## DIRECTIVE
Locate the string "schemas" in the records below. Copy every line where it occurs.

====== DATASET EXCERPTS ======

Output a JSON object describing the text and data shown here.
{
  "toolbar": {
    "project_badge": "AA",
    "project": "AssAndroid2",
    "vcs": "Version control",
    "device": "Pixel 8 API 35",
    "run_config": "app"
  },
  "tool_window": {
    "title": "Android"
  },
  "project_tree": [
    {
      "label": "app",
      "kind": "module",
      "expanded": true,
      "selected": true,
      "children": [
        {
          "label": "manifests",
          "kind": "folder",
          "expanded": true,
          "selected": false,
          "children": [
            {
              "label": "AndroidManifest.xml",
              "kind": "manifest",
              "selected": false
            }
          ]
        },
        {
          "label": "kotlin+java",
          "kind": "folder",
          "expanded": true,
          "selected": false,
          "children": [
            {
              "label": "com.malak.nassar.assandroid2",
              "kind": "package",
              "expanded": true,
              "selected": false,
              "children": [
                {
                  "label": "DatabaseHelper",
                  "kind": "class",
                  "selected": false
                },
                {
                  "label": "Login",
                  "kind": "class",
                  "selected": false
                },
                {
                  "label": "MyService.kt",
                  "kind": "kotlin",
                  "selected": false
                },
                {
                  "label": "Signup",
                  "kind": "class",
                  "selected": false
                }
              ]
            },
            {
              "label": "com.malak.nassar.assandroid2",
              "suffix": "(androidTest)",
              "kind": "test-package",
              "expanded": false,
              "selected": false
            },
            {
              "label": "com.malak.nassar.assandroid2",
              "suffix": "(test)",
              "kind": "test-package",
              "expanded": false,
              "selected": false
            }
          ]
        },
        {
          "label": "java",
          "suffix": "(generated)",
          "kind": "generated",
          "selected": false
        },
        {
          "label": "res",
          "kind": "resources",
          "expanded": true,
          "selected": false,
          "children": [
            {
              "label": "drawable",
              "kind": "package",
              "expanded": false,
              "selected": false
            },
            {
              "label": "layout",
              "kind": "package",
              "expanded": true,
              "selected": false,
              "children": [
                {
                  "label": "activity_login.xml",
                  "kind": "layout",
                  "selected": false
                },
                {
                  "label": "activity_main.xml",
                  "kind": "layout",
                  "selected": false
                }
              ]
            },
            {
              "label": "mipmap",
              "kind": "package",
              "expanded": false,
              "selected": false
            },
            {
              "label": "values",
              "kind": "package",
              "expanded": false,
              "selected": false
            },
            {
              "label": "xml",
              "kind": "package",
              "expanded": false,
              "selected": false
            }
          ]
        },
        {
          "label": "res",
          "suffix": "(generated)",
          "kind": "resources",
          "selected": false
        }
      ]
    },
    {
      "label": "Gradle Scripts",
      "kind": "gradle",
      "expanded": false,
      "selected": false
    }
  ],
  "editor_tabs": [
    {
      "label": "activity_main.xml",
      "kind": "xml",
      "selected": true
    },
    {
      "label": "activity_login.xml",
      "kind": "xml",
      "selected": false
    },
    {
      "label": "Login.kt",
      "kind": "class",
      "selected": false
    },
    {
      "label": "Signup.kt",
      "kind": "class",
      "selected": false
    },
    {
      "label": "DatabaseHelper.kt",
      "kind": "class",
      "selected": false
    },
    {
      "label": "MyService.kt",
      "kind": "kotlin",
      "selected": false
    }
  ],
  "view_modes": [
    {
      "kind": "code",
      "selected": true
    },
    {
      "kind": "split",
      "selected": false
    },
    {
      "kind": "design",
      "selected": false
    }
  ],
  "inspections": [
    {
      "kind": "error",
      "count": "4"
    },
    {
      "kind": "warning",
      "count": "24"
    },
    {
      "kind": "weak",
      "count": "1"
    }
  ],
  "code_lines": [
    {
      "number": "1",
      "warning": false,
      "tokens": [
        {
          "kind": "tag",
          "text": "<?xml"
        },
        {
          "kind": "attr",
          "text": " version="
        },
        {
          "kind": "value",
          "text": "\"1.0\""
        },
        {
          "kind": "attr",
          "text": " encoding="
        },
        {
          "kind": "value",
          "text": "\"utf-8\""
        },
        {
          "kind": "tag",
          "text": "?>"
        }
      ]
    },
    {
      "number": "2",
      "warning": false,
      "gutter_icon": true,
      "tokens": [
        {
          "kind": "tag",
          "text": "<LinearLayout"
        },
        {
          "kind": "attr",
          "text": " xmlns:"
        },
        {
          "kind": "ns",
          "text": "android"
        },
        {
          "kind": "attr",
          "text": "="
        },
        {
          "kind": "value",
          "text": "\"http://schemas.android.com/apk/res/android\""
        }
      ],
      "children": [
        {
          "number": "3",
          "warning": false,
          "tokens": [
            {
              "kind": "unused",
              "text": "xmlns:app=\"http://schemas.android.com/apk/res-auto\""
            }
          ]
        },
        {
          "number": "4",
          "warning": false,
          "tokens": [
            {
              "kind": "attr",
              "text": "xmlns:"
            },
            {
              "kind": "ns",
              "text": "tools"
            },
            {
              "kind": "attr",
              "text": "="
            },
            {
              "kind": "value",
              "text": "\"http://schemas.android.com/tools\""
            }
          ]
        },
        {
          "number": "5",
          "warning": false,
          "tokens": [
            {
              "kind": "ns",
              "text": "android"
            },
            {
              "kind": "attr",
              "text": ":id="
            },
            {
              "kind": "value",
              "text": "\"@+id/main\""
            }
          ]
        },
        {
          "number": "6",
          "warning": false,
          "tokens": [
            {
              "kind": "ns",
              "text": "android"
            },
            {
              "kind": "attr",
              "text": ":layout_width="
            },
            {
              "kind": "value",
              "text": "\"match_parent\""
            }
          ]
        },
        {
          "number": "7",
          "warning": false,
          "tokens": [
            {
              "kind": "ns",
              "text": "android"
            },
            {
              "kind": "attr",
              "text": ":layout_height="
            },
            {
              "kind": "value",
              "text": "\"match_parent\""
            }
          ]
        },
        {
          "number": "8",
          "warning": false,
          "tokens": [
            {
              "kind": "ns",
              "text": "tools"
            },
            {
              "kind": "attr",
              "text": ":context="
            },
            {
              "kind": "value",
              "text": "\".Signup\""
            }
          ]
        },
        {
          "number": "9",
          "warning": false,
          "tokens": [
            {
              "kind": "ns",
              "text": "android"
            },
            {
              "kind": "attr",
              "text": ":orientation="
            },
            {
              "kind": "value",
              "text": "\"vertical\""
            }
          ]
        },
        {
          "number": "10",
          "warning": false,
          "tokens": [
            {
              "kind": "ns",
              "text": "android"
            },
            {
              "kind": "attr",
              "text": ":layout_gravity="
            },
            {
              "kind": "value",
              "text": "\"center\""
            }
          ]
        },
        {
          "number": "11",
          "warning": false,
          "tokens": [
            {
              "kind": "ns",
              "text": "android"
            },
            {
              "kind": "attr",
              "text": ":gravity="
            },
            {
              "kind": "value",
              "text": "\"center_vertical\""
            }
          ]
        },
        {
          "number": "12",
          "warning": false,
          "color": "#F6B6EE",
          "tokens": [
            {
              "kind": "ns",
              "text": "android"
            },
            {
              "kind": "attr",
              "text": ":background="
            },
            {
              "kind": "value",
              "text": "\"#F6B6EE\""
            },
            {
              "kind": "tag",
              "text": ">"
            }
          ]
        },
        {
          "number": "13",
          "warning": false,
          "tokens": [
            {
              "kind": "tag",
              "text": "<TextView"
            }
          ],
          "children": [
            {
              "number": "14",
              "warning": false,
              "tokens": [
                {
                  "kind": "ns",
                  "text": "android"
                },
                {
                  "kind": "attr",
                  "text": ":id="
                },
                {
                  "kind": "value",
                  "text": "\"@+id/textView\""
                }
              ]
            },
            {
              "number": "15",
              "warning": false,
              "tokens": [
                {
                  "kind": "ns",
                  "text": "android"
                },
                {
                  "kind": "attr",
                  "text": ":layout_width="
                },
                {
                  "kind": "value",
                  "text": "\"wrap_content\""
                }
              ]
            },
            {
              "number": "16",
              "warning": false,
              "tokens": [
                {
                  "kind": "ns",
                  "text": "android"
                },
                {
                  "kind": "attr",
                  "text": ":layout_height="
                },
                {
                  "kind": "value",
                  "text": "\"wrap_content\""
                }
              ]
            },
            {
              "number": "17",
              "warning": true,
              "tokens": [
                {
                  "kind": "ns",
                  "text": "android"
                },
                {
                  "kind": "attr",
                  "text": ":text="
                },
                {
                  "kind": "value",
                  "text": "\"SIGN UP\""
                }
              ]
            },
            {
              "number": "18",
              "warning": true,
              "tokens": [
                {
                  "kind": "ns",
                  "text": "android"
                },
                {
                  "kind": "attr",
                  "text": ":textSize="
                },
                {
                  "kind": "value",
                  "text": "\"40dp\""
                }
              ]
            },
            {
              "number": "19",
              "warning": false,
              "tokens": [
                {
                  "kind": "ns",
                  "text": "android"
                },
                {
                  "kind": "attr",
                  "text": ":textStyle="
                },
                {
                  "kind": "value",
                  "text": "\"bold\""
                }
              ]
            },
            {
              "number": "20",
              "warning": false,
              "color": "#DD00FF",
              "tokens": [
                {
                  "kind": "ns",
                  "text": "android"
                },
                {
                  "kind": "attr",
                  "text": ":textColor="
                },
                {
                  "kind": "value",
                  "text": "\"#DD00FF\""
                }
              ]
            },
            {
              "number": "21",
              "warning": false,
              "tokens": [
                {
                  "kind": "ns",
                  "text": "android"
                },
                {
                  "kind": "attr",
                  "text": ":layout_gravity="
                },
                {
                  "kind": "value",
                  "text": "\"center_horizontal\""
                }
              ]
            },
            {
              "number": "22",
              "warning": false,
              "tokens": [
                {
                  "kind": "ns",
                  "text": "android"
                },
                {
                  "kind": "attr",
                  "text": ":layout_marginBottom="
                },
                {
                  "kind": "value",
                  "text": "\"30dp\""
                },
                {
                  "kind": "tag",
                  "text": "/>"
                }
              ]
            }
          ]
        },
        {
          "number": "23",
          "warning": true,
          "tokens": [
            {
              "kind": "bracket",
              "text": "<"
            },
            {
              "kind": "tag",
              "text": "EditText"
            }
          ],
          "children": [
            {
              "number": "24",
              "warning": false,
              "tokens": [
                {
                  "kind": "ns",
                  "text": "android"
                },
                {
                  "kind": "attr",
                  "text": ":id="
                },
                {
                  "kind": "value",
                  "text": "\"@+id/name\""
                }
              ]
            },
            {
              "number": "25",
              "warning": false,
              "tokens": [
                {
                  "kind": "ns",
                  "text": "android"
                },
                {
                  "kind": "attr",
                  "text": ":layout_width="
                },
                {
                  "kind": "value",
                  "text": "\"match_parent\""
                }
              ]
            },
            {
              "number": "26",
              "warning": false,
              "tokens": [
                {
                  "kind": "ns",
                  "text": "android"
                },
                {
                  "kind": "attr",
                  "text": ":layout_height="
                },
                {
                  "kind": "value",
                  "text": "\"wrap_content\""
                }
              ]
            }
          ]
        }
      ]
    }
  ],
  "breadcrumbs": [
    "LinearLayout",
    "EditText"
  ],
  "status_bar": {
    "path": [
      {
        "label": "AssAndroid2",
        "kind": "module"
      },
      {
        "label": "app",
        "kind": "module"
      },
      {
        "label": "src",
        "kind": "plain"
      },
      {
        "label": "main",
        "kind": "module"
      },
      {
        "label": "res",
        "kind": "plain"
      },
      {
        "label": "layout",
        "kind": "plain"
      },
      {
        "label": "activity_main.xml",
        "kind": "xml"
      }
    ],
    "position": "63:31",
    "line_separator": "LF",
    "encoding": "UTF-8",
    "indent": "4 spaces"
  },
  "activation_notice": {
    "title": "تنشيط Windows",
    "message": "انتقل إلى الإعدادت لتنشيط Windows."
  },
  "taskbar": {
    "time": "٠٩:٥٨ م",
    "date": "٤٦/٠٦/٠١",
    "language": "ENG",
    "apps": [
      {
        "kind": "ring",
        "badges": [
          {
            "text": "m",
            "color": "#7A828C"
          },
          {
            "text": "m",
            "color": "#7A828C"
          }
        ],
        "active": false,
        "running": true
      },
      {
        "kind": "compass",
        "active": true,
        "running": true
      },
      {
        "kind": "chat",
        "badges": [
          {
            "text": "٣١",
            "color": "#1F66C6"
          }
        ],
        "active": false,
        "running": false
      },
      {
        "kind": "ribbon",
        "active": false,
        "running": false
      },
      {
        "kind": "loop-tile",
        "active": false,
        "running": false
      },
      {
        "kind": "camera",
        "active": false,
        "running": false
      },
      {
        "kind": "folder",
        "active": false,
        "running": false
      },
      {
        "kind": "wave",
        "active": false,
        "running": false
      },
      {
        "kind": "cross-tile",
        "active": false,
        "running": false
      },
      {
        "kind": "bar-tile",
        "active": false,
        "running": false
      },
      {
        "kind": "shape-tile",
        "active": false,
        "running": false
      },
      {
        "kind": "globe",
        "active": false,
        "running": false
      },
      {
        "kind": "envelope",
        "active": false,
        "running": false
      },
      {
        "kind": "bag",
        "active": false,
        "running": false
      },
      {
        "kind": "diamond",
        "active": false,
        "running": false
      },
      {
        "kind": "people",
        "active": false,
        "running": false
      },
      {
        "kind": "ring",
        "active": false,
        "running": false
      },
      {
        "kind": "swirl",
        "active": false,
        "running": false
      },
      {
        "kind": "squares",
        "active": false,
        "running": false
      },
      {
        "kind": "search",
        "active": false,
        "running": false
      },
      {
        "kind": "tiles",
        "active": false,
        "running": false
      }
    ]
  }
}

======

## THE SOLUTION
          "text": "\"http://schemas.android.com/apk/res/android\""
              "text": "xmlns:app=\"http://schemas.android.com/apk/res-auto\""
              "text": "\"http://schemas.android.com/tools\""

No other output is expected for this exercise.